====== Extracted text

Metric creation slowed down by unreachable collector with gRPC

fracasula commented 1 year ago

Description

I noticed that the creation of instruments while the agent/collector is down can easily take more than 10 seconds each. I'm testing this by passing an invalid host (e.g. unreachable:4317) to my application and I see these calls taking more than 10 seconds each:

switch any(m).(type) {
case map[string]instrument.Int64Counter:
    value, err = meter.Int64Counter(name, castOptions[instrument.Int64Option](opts...)...)
case map[string]instrument.Int64Histogram:
    value, err = meter.Int64Histogram(name, castOptions[instrument.Int64Option](opts...)...)
case map[string]instrument.Float64Histogram:
    value, err = meter.Float64Histogram(name, castOptions[instrument.Float64Option](opts...)...)
default:
    panic(fmt.Errorf("unknown instrument type %T", instr))
}

That is a small switch that I have in my own instruments factory that works as an adapter to your library.

============
====== Stored rows

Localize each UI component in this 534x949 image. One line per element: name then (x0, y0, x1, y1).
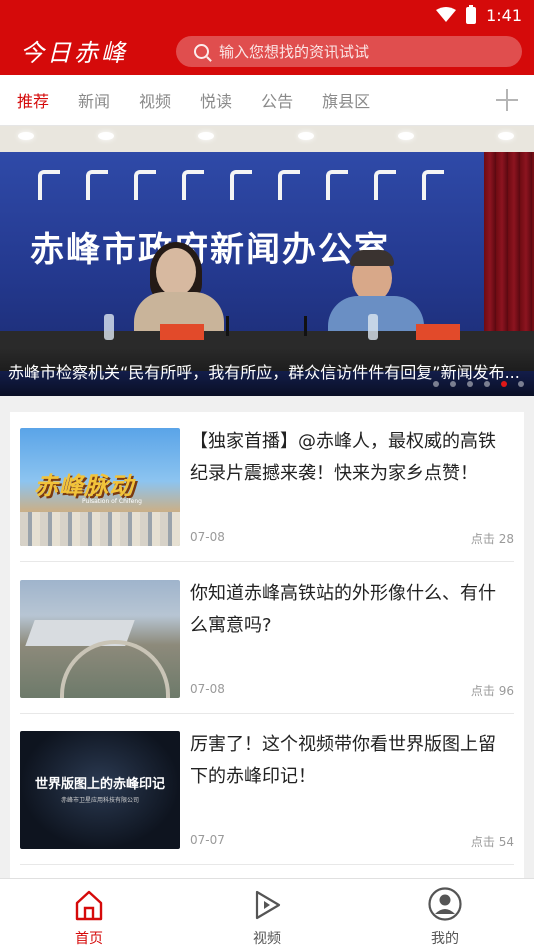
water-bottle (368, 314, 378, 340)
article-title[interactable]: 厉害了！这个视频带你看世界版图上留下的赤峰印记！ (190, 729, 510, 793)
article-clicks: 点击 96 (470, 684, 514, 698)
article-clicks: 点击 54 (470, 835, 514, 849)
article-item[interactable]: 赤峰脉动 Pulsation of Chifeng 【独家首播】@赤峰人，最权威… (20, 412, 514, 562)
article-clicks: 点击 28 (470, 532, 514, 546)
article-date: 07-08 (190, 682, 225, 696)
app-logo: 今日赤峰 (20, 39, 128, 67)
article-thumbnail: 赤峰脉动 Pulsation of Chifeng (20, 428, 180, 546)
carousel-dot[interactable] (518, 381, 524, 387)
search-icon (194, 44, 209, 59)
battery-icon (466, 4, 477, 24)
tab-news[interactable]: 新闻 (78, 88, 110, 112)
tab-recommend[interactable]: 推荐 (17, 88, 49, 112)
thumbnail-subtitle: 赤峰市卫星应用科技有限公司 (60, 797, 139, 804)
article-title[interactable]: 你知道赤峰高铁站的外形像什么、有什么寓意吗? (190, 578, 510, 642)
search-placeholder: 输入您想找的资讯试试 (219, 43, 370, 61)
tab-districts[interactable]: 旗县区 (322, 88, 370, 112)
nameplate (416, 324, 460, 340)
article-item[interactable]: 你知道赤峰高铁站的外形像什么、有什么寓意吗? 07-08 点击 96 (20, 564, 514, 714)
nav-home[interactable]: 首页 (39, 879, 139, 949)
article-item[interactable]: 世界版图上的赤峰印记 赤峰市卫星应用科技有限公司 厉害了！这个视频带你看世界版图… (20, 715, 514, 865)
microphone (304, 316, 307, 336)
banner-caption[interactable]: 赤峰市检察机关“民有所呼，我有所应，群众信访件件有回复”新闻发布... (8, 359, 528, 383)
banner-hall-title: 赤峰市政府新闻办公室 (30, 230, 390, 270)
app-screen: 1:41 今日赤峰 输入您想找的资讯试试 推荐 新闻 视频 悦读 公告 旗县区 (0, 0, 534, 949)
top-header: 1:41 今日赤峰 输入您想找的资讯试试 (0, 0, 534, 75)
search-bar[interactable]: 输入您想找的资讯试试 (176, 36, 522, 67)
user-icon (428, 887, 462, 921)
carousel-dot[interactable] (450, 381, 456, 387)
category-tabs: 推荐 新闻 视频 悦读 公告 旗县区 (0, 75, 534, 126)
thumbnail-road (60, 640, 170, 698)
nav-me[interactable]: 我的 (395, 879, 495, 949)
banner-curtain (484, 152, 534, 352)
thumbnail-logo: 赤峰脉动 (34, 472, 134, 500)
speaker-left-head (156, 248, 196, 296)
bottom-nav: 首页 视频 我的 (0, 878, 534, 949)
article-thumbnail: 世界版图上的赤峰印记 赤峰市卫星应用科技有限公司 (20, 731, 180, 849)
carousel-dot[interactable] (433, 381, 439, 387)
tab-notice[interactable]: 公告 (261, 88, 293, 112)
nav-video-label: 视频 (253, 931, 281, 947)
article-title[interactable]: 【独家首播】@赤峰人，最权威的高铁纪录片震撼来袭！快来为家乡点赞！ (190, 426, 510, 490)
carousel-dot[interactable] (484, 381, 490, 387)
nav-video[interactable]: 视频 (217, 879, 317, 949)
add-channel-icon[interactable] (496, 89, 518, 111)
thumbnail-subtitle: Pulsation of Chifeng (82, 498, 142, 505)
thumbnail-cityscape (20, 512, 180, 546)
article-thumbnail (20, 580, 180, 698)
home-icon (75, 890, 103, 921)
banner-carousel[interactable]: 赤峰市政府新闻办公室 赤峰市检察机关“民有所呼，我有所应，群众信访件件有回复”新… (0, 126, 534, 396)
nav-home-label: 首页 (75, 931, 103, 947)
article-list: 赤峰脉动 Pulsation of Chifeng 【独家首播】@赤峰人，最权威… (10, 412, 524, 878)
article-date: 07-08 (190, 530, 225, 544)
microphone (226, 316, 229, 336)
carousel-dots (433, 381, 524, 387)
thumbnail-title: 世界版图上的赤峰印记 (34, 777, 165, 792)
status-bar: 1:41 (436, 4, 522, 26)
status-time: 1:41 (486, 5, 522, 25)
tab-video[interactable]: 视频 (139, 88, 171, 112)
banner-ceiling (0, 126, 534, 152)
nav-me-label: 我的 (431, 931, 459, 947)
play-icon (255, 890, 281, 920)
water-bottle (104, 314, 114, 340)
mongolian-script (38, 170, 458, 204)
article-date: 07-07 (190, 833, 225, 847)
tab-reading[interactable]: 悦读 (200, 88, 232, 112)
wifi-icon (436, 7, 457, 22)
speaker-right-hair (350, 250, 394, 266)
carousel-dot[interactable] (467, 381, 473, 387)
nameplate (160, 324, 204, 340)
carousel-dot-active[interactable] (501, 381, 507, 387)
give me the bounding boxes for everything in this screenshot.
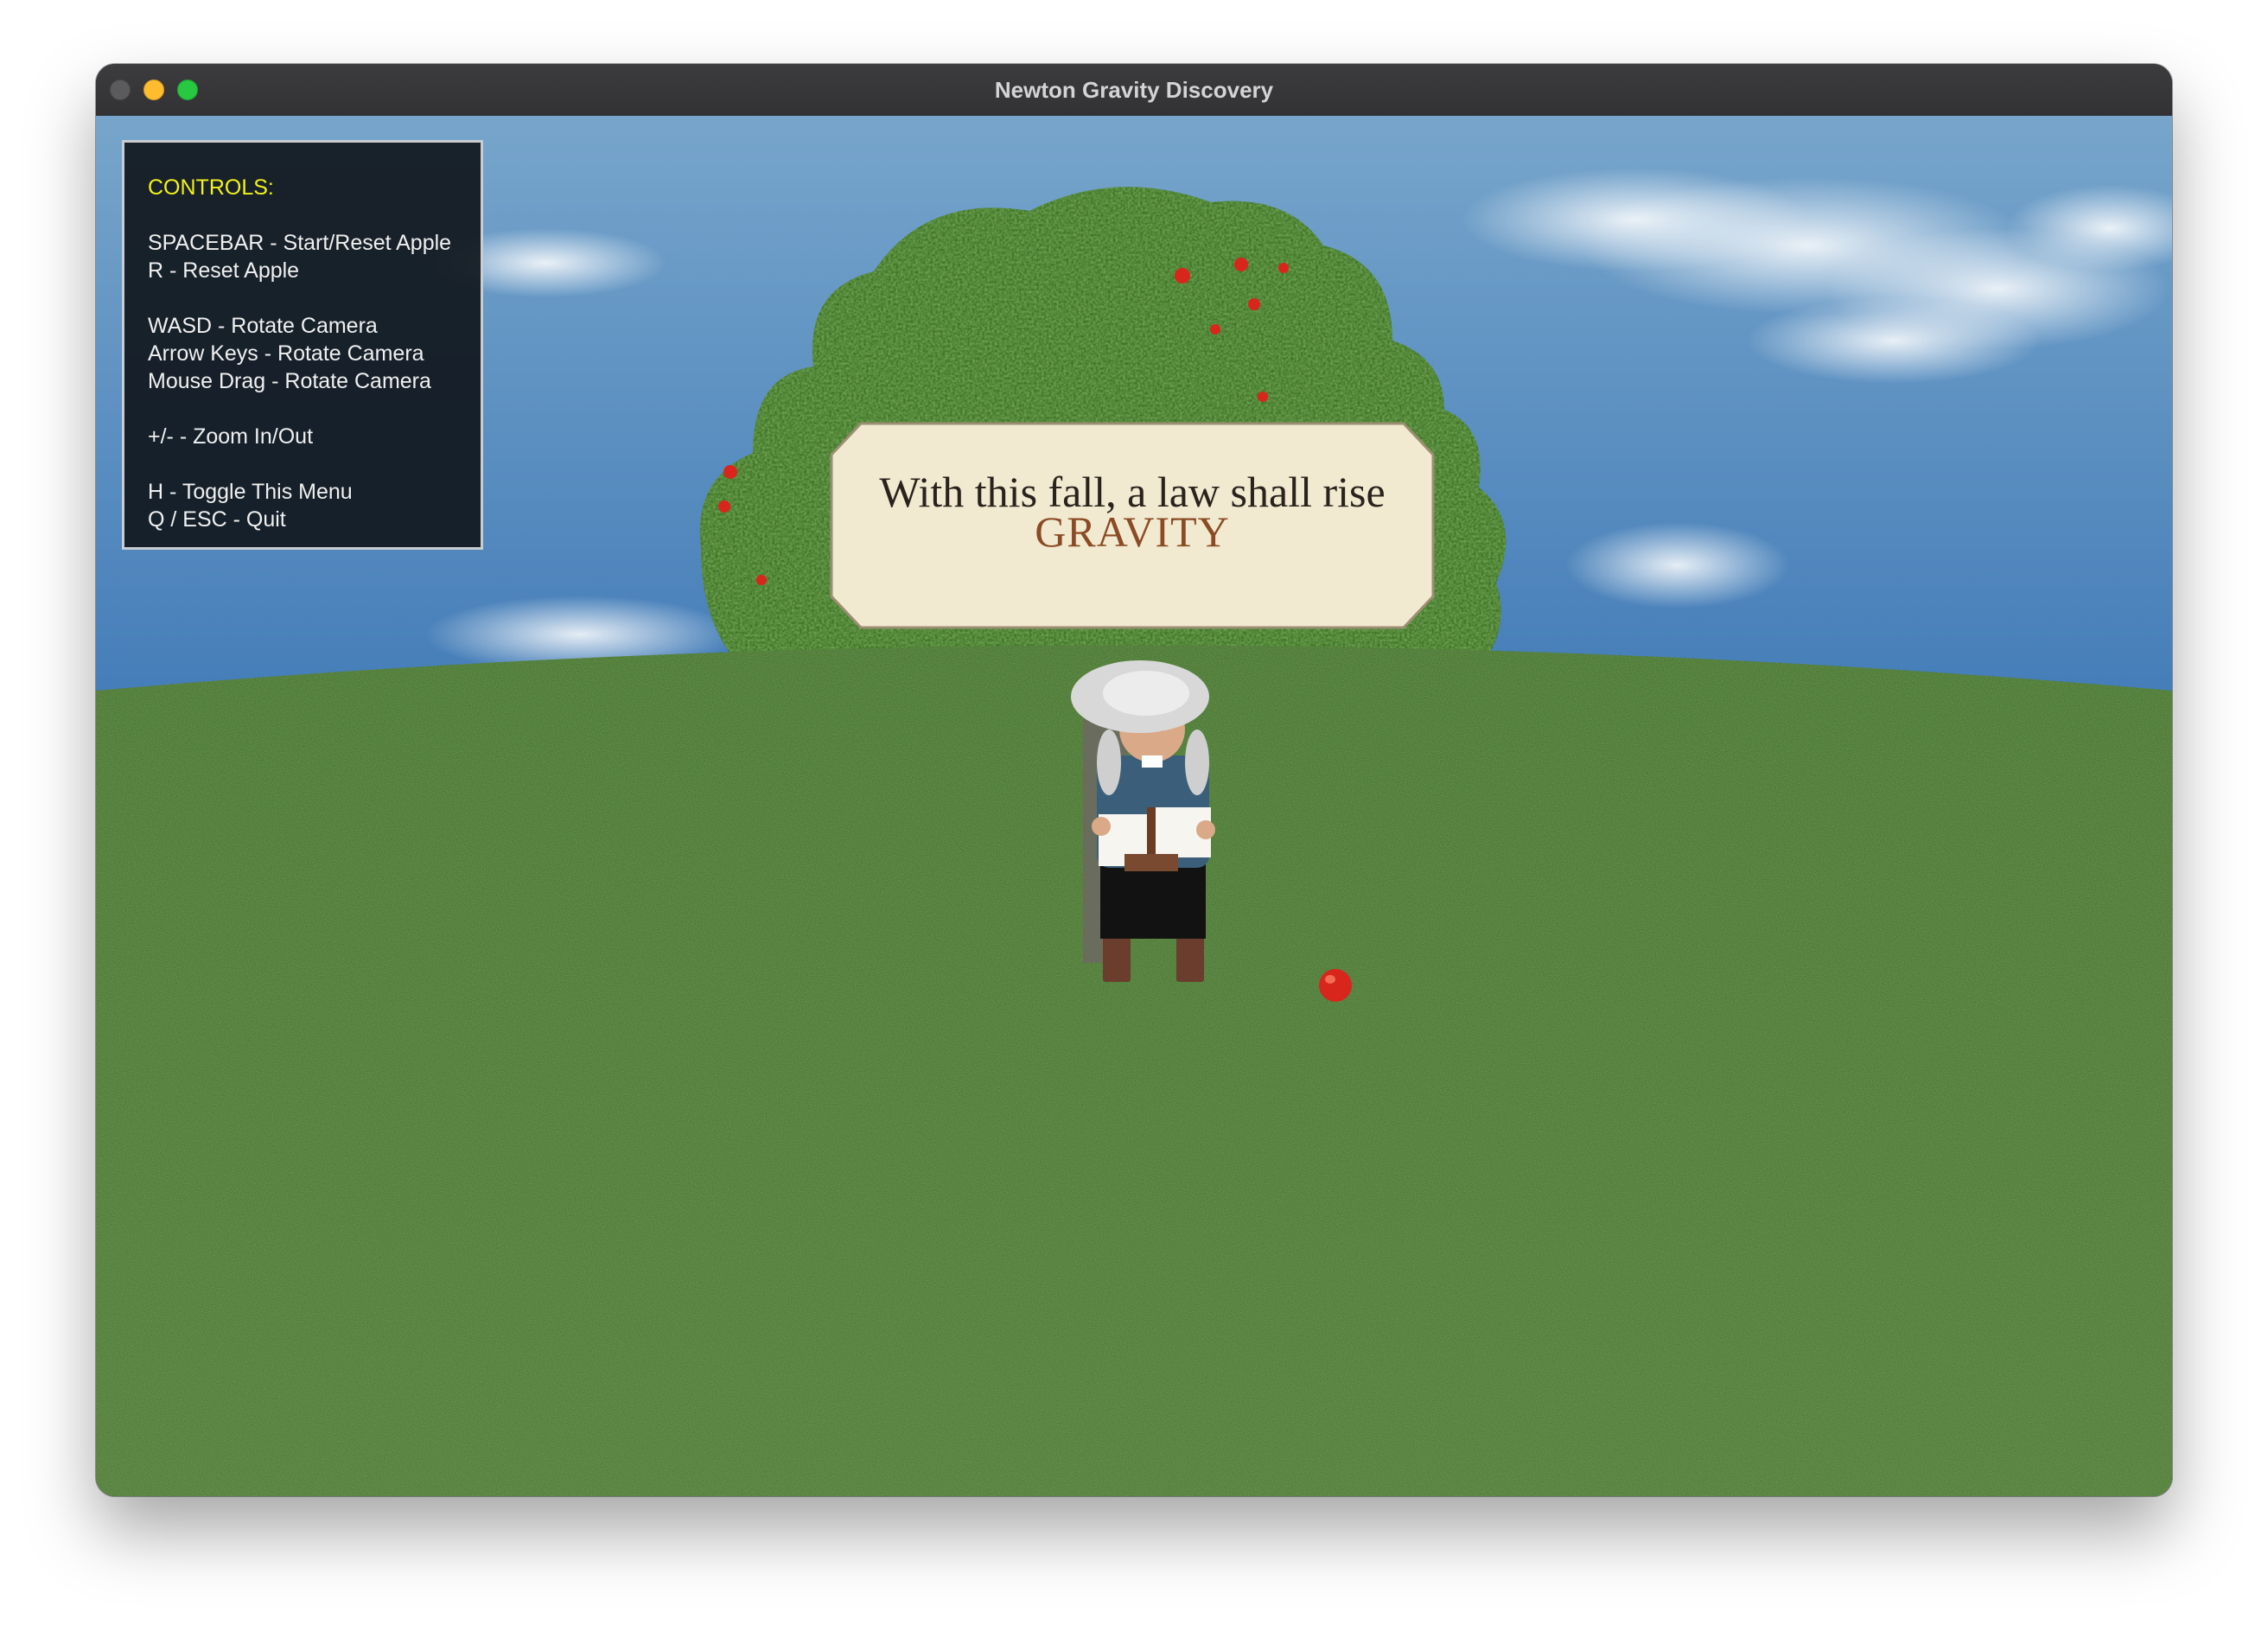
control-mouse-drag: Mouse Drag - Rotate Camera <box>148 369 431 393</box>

============

**Exercise instructions**:
**A.** Reproduce the part of the issue report that opens with the words containing "I noticed that" and closes with "to your library.", substituting "wrapper" for "adapter".
**B.** Answer these questions from the issue report on slow metric creation:
(i) Which invalid host does the reporter give as an example?
(ii) How long can each instrument creation call take while the agent/collector is down?
(iii) According to the reporter, what does the small switch work as?
Answer from the issue report on slow metric creation alone, without drawing on the items.

**Per-task answers**:
**A.**
I noticed that the creation of instruments while the agent/collector is down can easily take more than 10 seconds each. I'm testing this by passing an invalid host (e.g. unreachable:4317) to my application and I see these calls taking more than 10 seconds each:

switch any(m).(type) {
case map[string]instrument.Int64Counter:
    value, err = meter.Int64Counter(name, castOptions[instrument.Int64Option](opts...)...)
case map[string]instrument.Int64Histogram:
    value, err = meter.Int64Histogram(name, castOptions[instrument.Int64Option](opts...)...)
case map[string]instrument.Float64Histogram:
    value, err = meter.Float64Histogram(name, castOptions[instrument.Float64Option](opts...)...)
default:
    panic(fmt.Errorf("unknown instrument type %T", instr))
}

That is a small switch that I have in my own instruments factory that works as an wrapper to your library.

**B.**
(i) unreachable:4317
(ii) More than 10 seconds each.
(iii) An adapter to the library.